[Excerpts from a figure dataset]
>> START

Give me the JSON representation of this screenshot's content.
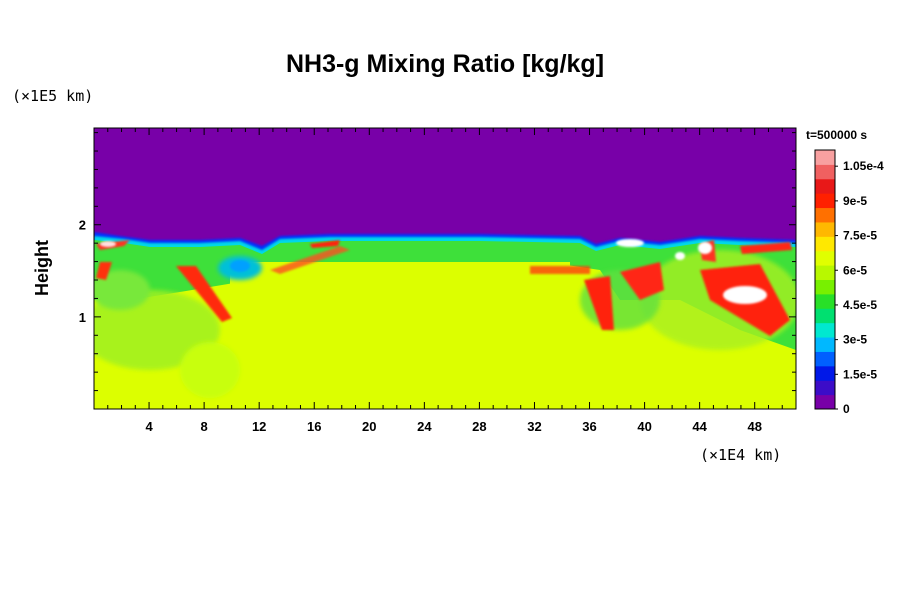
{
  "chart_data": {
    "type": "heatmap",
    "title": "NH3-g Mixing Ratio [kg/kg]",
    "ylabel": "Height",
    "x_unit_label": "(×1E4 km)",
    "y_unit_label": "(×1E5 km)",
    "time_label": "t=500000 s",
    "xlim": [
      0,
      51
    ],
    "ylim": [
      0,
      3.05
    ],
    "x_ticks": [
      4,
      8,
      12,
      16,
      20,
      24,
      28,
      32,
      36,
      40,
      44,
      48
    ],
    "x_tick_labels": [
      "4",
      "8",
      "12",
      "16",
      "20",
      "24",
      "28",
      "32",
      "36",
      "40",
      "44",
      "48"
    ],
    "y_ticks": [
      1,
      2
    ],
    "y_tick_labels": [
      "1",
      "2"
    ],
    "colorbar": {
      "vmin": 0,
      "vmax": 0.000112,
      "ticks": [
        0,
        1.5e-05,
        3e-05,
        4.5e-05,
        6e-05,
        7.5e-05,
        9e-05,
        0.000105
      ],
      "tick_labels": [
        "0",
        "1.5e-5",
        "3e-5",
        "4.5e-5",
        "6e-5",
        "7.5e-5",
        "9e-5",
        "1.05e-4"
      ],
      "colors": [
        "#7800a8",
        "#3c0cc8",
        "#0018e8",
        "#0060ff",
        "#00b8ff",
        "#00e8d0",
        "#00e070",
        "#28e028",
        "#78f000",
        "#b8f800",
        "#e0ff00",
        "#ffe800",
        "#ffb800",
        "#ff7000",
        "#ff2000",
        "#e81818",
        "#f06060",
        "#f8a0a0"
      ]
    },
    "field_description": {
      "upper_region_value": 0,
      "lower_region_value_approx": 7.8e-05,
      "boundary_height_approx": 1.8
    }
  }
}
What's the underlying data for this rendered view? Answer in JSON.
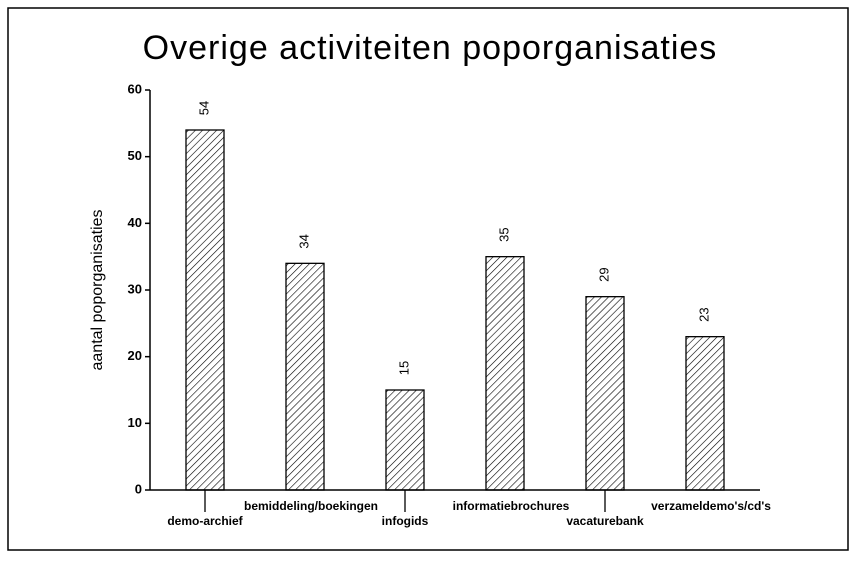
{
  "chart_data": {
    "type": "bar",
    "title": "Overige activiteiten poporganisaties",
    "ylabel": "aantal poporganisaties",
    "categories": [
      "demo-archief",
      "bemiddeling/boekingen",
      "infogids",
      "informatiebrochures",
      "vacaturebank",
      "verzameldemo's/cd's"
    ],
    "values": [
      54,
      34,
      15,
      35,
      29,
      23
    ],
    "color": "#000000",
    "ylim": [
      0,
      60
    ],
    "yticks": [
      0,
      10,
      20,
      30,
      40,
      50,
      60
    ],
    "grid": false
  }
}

>> END

*Problem description*
Exclude the pictures, and transcribe all of the material exactly.

*Full solution*
Give me the JSON representation of this screenshot's content.
{
  "chart_data": {
    "type": "heatmap",
    "title": "NH3-g Mixing Ratio [kg/kg]",
    "ylabel": "Height",
    "x_unit_label": "(×1E4 km)",
    "y_unit_label": "(×1E5 km)",
    "time_label": "t=500000 s",
    "xlim": [
      0,
      51
    ],
    "ylim": [
      0,
      3.05
    ],
    "x_ticks": [
      4,
      8,
      12,
      16,
      20,
      24,
      28,
      32,
      36,
      40,
      44,
      48
    ],
    "x_tick_labels": [
      "4",
      "8",
      "12",
      "16",
      "20",
      "24",
      "28",
      "32",
      "36",
      "40",
      "44",
      "48"
    ],
    "y_ticks": [
      1,
      2
    ],
    "y_tick_labels": [
      "1",
      "2"
    ],
    "colorbar": {
      "vmin": 0,
      "vmax": 0.000112,
      "ticks": [
        0,
        1.5e-05,
        3e-05,
        4.5e-05,
        6e-05,
        7.5e-05,
        9e-05,
        0.000105
      ],
      "tick_labels": [
        "0",
        "1.5e-5",
        "3e-5",
        "4.5e-5",
        "6e-5",
        "7.5e-5",
        "9e-5",
        "1.05e-4"
      ],
      "colors": [
        "#7800a8",
        "#3c0cc8",
        "#0018e8",
        "#0060ff",
        "#00b8ff",
        "#00e8d0",
        "#00e070",
        "#28e028",
        "#78f000",
        "#b8f800",
        "#e0ff00",
        "#ffe800",
        "#ffb800",
        "#ff7000",
        "#ff2000",
        "#e81818",
        "#f06060",
        "#f8a0a0"
      ]
    },
    "field_description": {
      "upper_region_value": 0,
      "lower_region_value_approx": 7.8e-05,
      "boundary_height_approx": 1.8
    }
  }
}
What's the underlying data for this rendered view? Answer in JSON.
{
  "chart_data": {
    "type": "bar",
    "title": "Overige activiteiten poporganisaties",
    "ylabel": "aantal poporganisaties",
    "categories": [
      "demo-archief",
      "bemiddeling/boekingen",
      "infogids",
      "informatiebrochures",
      "vacaturebank",
      "verzameldemo's/cd's"
    ],
    "values": [
      54,
      34,
      15,
      35,
      29,
      23
    ],
    "color": "#000000",
    "ylim": [
      0,
      60
    ],
    "yticks": [
      0,
      10,
      20,
      30,
      40,
      50,
      60
    ],
    "grid": false
  }
}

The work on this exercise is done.